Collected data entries
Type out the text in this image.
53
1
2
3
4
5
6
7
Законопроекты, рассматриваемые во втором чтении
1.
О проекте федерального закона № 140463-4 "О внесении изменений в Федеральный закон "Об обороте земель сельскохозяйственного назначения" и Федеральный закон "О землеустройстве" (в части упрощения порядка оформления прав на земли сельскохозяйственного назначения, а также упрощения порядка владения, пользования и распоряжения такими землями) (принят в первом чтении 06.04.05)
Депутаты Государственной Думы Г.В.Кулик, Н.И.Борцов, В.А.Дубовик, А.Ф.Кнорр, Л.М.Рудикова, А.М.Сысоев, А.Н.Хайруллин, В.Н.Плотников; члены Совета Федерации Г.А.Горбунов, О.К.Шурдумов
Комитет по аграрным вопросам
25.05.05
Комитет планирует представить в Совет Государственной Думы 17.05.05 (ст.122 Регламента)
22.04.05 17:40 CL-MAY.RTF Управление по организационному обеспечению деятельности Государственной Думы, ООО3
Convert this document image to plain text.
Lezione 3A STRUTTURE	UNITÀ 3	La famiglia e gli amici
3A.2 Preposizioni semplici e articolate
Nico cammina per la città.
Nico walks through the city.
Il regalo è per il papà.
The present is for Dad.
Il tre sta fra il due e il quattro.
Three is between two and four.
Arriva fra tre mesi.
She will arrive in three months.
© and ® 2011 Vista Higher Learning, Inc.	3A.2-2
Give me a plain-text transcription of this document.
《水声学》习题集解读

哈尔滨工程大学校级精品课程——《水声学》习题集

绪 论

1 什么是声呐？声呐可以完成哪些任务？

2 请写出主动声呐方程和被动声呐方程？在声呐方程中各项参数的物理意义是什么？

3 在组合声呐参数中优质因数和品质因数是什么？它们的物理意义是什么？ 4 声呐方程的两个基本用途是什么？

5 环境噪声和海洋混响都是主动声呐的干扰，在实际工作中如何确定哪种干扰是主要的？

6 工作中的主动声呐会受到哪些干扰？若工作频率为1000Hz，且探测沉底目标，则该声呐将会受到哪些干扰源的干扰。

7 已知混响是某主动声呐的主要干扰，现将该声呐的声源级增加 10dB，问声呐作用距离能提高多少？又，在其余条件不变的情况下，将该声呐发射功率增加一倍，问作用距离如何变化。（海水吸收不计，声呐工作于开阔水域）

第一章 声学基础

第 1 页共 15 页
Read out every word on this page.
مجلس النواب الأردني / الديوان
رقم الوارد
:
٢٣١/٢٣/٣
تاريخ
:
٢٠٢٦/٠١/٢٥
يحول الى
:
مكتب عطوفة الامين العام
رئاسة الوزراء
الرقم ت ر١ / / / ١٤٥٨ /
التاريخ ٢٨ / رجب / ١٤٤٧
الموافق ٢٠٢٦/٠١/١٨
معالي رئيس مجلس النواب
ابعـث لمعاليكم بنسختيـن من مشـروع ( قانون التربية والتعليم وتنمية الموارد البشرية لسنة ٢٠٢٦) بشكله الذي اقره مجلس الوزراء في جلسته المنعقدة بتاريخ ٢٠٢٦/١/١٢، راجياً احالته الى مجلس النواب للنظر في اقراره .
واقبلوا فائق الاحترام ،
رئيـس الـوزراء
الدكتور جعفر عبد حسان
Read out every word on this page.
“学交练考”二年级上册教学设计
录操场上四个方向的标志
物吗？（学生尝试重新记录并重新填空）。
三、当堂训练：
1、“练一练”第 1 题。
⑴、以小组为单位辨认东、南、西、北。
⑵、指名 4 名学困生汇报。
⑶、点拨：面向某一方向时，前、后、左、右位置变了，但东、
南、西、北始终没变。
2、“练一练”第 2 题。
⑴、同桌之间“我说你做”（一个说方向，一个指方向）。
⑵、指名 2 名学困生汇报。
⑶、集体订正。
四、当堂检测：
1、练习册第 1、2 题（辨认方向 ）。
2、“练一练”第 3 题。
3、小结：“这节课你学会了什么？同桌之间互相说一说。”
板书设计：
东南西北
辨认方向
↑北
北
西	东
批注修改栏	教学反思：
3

What this task involves: Look over the listing above. Pick out and copy every line that includes "Nico".

Result of this exercise:
Nico cammina per la città.
Nico walks through the city.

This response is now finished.